»»
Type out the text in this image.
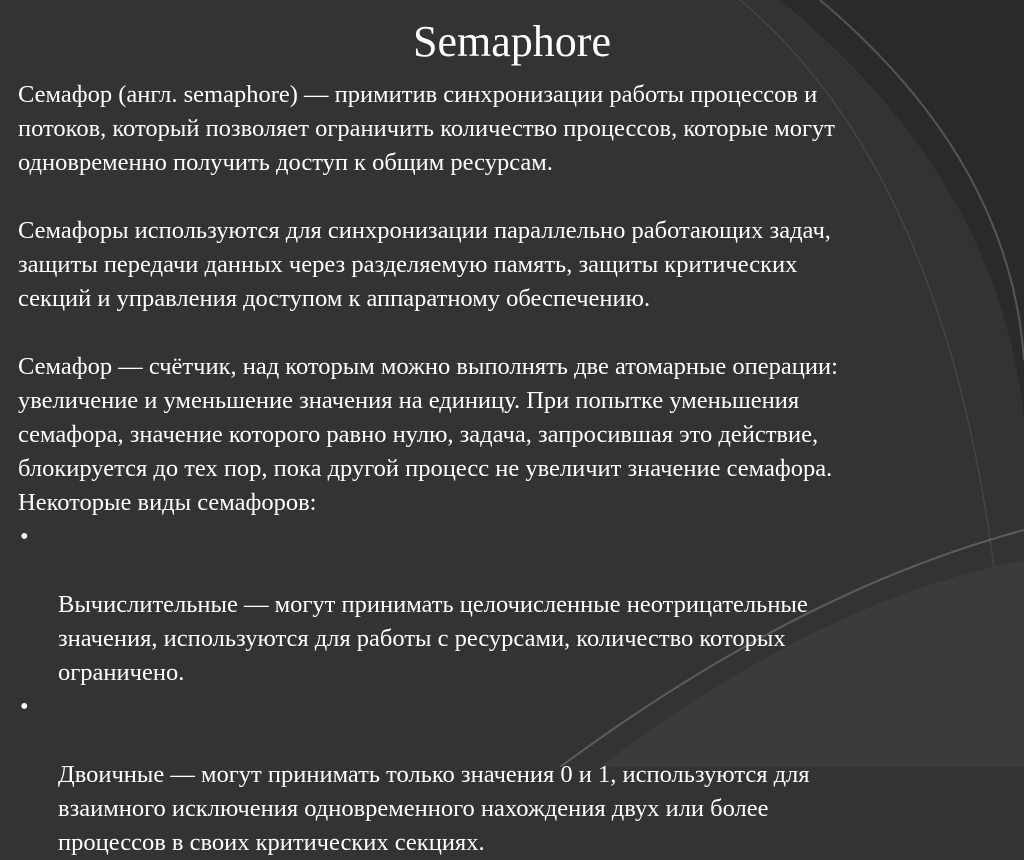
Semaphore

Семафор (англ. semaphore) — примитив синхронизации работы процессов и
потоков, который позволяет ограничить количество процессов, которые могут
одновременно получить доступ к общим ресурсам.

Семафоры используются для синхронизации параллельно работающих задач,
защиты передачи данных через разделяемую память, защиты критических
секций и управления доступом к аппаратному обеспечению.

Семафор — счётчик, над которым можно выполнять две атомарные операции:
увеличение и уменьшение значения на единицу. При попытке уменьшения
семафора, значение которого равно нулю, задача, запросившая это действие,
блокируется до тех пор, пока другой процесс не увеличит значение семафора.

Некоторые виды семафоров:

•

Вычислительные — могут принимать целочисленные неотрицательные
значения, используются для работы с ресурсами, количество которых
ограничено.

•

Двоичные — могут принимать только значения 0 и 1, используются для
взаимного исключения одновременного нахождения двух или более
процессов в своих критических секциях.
««
Written instruction: Every line is to be duplicated exactly, though pictures stay out.

Finished exercise:
Type out the text in this image.
Semaphore

Семафор (англ. semaphore) — примитив синхронизации работы процессов и
потоков, который позволяет ограничить количество процессов, которые могут
одновременно получить доступ к общим ресурсам.

Семафоры используются для синхронизации параллельно работающих задач,
защиты передачи данных через разделяемую память, защиты критических
секций и управления доступом к аппаратному обеспечению.

Семафор — счётчик, над которым можно выполнять две атомарные операции:
увеличение и уменьшение значения на единицу. При попытке уменьшения
семафора, значение которого равно нулю, задача, запросившая это действие,
блокируется до тех пор, пока другой процесс не увеличит значение семафора.

Некоторые виды семафоров:

•

Вычислительные — могут принимать целочисленные неотрицательные
значения, используются для работы с ресурсами, количество которых
ограничено.

•

Двоичные — могут принимать только значения 0 и 1, используются для
взаимного исключения одновременного нахождения двух или более
процессов в своих критических секциях.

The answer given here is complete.